Output every entry exactly as given.
## begin Extracted data
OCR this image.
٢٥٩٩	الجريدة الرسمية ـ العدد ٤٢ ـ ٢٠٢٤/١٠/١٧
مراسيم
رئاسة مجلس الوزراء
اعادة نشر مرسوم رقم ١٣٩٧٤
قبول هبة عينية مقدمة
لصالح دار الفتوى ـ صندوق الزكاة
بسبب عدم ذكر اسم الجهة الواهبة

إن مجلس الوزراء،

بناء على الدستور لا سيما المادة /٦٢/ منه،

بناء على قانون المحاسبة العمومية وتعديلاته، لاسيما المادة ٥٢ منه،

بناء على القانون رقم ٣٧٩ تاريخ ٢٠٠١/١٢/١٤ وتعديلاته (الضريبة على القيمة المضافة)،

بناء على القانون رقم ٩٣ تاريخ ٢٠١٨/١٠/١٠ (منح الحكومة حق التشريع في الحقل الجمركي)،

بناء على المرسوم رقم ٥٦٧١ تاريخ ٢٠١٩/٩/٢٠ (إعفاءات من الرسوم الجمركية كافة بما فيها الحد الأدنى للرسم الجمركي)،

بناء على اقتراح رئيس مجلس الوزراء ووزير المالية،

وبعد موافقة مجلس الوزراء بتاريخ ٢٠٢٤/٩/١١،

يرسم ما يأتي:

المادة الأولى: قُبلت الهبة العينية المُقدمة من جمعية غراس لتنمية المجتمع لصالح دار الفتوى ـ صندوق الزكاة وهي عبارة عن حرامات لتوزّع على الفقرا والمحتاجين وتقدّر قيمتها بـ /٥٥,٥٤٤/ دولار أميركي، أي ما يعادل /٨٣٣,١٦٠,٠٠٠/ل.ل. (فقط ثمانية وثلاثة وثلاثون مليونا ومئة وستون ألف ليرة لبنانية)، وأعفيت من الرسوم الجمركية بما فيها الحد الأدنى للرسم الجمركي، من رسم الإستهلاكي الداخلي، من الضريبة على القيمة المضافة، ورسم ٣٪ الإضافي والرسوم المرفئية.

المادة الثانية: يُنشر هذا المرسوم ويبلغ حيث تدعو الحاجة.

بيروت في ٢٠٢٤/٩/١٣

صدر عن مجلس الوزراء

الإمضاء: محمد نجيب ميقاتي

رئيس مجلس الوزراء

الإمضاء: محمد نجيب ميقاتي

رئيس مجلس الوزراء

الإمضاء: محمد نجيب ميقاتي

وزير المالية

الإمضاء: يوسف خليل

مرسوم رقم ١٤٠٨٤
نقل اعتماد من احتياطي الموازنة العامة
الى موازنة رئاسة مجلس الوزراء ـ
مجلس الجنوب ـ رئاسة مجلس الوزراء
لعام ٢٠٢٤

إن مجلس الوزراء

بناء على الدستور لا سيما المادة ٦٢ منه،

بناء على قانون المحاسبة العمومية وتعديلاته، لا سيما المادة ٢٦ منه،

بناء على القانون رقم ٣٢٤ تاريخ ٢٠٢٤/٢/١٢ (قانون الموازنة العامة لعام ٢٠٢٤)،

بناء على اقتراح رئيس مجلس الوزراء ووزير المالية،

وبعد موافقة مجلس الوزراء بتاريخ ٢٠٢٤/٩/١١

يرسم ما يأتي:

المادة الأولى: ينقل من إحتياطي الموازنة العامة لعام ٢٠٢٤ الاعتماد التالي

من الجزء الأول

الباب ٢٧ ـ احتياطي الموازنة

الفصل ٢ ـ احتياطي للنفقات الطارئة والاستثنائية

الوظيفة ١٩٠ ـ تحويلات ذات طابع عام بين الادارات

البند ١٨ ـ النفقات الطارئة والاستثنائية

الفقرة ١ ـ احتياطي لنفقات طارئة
## end Extracted data
▶ [The output]
OCR this image.
٢٥٩٩	الجريدة الرسمية ـ العدد ٤٢ ـ ٢٠٢٤/١٠/١٧
مراسيم
رئاسة مجلس الوزراء
اعادة نشر مرسوم رقم ١٣٩٧٤
قبول هبة عينية مقدمة
لصالح دار الفتوى ـ صندوق الزكاة
بسبب عدم ذكر اسم الجهة الواهبة

إن مجلس الوزراء،

بناء على الدستور لا سيما المادة /٦٢/ منه،

بناء على قانون المحاسبة العمومية وتعديلاته، لاسيما المادة ٥٢ منه،

بناء على القانون رقم ٣٧٩ تاريخ ٢٠٠١/١٢/١٤ وتعديلاته (الضريبة على القيمة المضافة)،

بناء على القانون رقم ٩٣ تاريخ ٢٠١٨/١٠/١٠ (منح الحكومة حق التشريع في الحقل الجمركي)،

بناء على المرسوم رقم ٥٦٧١ تاريخ ٢٠١٩/٩/٢٠ (إعفاءات من الرسوم الجمركية كافة بما فيها الحد الأدنى للرسم الجمركي)،

بناء على اقتراح رئيس مجلس الوزراء ووزير المالية،

وبعد موافقة مجلس الوزراء بتاريخ ٢٠٢٤/٩/١١،

يرسم ما يأتي:

المادة الأولى: قُبلت الهبة العينية المُقدمة من جمعية غراس لتنمية المجتمع لصالح دار الفتوى ـ صندوق الزكاة وهي عبارة عن حرامات لتوزّع على الفقرا والمحتاجين وتقدّر قيمتها بـ /٥٥,٥٤٤/ دولار أميركي، أي ما يعادل /٨٣٣,١٦٠,٠٠٠/ل.ل. (فقط ثمانية وثلاثة وثلاثون مليونا ومئة وستون ألف ليرة لبنانية)، وأعفيت من الرسوم الجمركية بما فيها الحد الأدنى للرسم الجمركي، من رسم الإستهلاكي الداخلي، من الضريبة على القيمة المضافة، ورسم ٣٪ الإضافي والرسوم المرفئية.

المادة الثانية: يُنشر هذا المرسوم ويبلغ حيث تدعو الحاجة.

بيروت في ٢٠٢٤/٩/١٣

صدر عن مجلس الوزراء

الإمضاء: محمد نجيب ميقاتي

رئيس مجلس الوزراء

الإمضاء: محمد نجيب ميقاتي

رئيس مجلس الوزراء

الإمضاء: محمد نجيب ميقاتي

وزير المالية

الإمضاء: يوسف خليل

مرسوم رقم ١٤٠٨٤
نقل اعتماد من احتياطي الموازنة العامة
الى موازنة رئاسة مجلس الوزراء ـ
مجلس الجنوب ـ رئاسة مجلس الوزراء
لعام ٢٠٢٤

إن مجلس الوزراء

بناء على الدستور لا سيما المادة ٦٢ منه،

بناء على قانون المحاسبة العمومية وتعديلاته، لا سيما المادة ٢٦ منه،

بناء على القانون رقم ٣٢٤ تاريخ ٢٠٢٤/٢/١٢ (قانون الموازنة العامة لعام ٢٠٢٤)،

بناء على اقتراح رئيس مجلس الوزراء ووزير المالية،

وبعد موافقة مجلس الوزراء بتاريخ ٢٠٢٤/٩/١١

يرسم ما يأتي:

المادة الأولى: ينقل من إحتياطي الموازنة العامة لعام ٢٠٢٤ الاعتماد التالي

من الجزء الأول

الباب ٢٧ ـ احتياطي الموازنة

الفصل ٢ ـ احتياطي للنفقات الطارئة والاستثنائية

الوظيفة ١٩٠ ـ تحويلات ذات طابع عام بين الادارات

البند ١٨ ـ النفقات الطارئة والاستثنائية

الفقرة ١ ـ احتياطي لنفقات طارئة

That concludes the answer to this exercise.